STATED EXERCISE: Pick out every line holding the string "ylabel" and copy it.

:: INPUT DATA ::

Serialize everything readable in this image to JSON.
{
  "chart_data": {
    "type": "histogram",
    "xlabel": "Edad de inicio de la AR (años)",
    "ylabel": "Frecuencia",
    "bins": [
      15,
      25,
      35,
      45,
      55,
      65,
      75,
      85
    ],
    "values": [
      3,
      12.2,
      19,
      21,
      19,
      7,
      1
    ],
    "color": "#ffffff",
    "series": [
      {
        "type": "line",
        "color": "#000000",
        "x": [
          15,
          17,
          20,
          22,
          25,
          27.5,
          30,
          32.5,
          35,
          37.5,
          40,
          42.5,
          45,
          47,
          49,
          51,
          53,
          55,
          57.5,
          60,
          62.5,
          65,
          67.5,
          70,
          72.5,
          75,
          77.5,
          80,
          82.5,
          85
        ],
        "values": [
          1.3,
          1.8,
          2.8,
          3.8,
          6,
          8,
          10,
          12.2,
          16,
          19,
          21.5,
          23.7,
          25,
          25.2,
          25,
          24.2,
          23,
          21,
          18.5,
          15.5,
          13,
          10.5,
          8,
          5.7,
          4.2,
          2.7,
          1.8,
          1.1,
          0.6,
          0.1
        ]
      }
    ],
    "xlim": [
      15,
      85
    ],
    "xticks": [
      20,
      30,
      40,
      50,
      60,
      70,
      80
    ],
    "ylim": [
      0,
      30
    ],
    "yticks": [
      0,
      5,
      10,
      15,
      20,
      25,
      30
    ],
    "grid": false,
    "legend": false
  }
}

:::
:: INPUT DATA ::

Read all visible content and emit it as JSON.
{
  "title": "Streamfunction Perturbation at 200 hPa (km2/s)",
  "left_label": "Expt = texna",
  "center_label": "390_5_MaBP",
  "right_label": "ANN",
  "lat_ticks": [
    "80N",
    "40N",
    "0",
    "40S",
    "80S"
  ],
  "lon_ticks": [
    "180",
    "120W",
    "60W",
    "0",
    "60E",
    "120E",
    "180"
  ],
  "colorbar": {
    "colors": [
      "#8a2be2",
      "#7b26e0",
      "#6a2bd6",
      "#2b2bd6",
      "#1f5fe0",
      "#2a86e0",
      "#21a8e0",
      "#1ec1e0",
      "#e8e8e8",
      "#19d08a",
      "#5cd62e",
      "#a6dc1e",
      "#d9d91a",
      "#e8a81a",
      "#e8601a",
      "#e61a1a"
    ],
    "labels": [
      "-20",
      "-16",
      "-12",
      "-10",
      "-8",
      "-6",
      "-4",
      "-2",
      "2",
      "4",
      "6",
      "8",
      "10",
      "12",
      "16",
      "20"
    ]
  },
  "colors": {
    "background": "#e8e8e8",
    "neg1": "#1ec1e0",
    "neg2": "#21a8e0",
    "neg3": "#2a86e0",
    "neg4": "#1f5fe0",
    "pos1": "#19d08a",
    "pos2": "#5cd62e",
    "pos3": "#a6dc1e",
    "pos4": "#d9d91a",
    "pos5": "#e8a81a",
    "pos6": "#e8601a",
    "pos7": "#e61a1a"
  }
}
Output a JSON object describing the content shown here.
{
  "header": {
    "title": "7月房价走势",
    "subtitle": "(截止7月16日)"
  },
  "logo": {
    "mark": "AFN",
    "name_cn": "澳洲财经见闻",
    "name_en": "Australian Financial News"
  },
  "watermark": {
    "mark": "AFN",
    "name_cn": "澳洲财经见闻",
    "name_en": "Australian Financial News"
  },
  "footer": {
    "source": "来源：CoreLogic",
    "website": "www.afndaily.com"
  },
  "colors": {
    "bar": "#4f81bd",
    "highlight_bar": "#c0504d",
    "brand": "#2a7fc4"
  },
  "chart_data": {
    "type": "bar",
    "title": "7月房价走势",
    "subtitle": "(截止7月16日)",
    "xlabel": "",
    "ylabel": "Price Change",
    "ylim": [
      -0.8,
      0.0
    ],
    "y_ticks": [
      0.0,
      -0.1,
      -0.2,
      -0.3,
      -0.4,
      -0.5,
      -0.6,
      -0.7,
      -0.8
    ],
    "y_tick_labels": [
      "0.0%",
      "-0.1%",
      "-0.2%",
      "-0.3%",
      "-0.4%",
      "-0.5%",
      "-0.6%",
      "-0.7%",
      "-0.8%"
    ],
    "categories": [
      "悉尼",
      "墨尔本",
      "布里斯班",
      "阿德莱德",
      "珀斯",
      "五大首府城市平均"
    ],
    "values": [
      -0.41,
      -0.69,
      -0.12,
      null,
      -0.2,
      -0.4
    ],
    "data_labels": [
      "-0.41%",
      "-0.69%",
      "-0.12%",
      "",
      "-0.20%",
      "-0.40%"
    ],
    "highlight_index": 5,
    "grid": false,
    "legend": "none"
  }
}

:::

EXERCISE ANSWER:
    "ylabel": "Frecuencia",
    "ylabel": "Price Change",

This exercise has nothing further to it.